Supplied data =
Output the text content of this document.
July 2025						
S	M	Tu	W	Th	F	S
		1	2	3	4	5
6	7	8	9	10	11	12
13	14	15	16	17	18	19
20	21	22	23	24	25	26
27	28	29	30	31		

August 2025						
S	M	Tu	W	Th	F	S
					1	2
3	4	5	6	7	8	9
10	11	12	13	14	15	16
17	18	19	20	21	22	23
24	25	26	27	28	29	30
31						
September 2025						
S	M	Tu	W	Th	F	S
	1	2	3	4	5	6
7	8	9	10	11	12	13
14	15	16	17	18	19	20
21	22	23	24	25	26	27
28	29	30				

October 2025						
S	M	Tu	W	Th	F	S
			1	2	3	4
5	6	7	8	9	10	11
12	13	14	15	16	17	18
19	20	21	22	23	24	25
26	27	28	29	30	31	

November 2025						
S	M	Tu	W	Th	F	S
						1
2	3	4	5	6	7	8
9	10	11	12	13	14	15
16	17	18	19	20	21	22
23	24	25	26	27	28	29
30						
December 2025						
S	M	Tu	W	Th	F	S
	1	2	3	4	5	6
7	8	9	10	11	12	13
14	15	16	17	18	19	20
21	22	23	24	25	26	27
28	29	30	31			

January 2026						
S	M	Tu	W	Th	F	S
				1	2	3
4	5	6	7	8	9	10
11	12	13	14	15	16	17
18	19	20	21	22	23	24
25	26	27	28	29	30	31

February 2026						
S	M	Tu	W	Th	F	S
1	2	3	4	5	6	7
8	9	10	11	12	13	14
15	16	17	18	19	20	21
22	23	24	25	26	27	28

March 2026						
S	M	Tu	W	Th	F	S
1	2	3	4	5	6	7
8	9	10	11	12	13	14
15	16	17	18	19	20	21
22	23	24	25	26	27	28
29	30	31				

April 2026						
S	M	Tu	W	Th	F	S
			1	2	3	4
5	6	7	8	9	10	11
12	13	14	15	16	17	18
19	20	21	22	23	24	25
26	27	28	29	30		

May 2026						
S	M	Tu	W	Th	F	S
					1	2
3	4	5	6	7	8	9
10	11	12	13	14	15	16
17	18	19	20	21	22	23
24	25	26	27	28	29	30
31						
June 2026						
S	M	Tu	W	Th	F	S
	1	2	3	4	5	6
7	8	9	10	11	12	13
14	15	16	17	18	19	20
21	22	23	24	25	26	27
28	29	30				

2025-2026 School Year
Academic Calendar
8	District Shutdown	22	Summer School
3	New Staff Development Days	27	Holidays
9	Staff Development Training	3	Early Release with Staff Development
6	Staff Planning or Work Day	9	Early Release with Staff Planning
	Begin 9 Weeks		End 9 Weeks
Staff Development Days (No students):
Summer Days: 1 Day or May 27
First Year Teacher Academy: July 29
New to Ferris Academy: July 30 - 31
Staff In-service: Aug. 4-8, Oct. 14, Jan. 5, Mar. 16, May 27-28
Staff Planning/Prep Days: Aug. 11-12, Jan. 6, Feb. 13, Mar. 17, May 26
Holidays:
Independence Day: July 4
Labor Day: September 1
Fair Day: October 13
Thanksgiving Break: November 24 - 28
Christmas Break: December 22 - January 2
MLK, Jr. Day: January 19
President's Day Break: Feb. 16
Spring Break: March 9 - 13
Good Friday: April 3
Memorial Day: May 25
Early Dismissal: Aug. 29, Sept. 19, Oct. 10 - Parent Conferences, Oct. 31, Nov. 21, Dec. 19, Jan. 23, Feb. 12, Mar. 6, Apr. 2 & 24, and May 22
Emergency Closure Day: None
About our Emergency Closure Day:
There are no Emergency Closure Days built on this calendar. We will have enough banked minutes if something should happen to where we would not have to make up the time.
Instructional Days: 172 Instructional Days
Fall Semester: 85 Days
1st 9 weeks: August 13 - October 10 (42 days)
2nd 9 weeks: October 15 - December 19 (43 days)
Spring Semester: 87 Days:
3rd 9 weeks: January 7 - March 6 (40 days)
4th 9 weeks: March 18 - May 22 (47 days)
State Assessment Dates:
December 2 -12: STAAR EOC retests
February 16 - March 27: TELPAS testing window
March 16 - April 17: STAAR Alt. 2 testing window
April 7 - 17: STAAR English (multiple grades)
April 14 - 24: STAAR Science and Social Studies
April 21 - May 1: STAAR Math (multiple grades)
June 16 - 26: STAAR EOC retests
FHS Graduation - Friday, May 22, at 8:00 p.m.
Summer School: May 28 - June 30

Goal =
Collect the lines of the data that carry the word "April".

Final result =
April 2026						
Good Friday: April 3
March 16 - April 17: STAAR Alt. 2 testing window
April 7 - 17: STAAR English (multiple grades)
April 14 - 24: STAAR Science and Social Studies
April 21 - May 1: STAAR Math (multiple grades)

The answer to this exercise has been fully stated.